— Begin —

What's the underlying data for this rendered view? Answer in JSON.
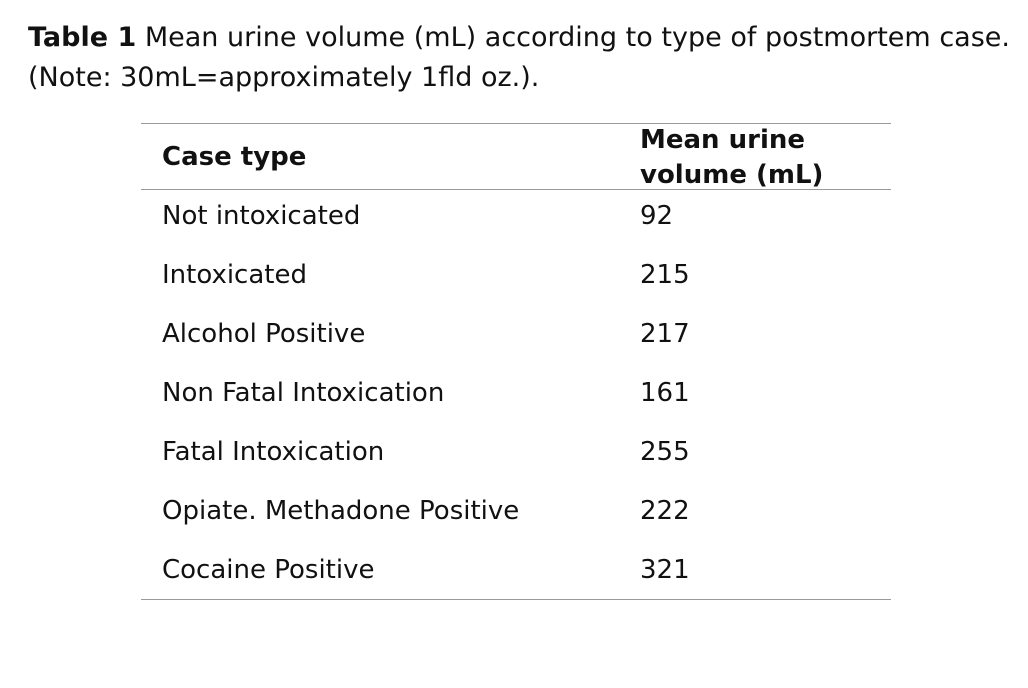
{
  "caption": {
    "label": "Table 1",
    "line1_words": [
      "Mean",
      "urine",
      "volume",
      "(mL)",
      "according",
      "to",
      "type",
      "of",
      "postmortem",
      "case."
    ],
    "line2": "(Note: 30mL=approximately 1fld oz.)."
  },
  "table": {
    "headers": {
      "case_type": "Case type",
      "mean_volume_line1": "Mean urine",
      "mean_volume_line2": "volume (mL)"
    },
    "rows": [
      {
        "case_type": "Not intoxicated",
        "mean_volume": "92"
      },
      {
        "case_type": "Intoxicated",
        "mean_volume": "215"
      },
      {
        "case_type": "Alcohol Positive",
        "mean_volume": "217"
      },
      {
        "case_type": "Non Fatal Intoxication",
        "mean_volume": "161"
      },
      {
        "case_type": "Fatal Intoxication",
        "mean_volume": "255"
      },
      {
        "case_type": "Opiate. Methadone Positive",
        "mean_volume": "222"
      },
      {
        "case_type": "Cocaine Positive",
        "mean_volume": "321"
      }
    ]
  }
}
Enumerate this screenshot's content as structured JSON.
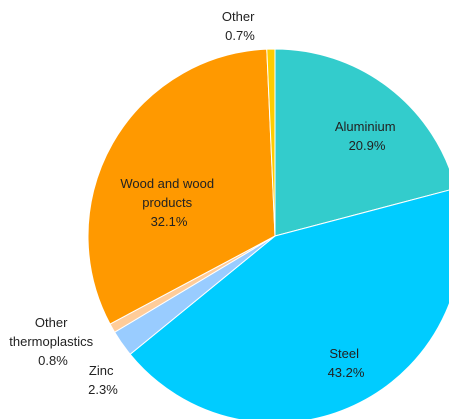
{
  "chart_data": {
    "type": "pie",
    "start_angle_deg": 0,
    "direction": "clockwise",
    "slices": [
      {
        "label": "Aluminium",
        "value": 20.9,
        "value_label": "20.9%",
        "color": "#33cccc"
      },
      {
        "label": "Steel",
        "value": 43.2,
        "value_label": "43.2%",
        "color": "#00ccff"
      },
      {
        "label": "Zinc",
        "value": 2.3,
        "value_label": "2.3%",
        "color": "#99ccff"
      },
      {
        "label": "Other thermoplastics",
        "value": 0.8,
        "value_label": "0.8%",
        "color": "#ffcc99"
      },
      {
        "label": "Wood and wood products",
        "value": 32.1,
        "value_label": "32.1%",
        "color": "#ff9900"
      },
      {
        "label": "Other",
        "value": 0.7,
        "value_label": "0.7%",
        "color": "#ffcc00"
      }
    ]
  }
}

— End —

**Given instruction:**
Every line holding "Other" should be copied out.

**Completed task:**
        "label": "Other thermoplastics",
        "label": "Other",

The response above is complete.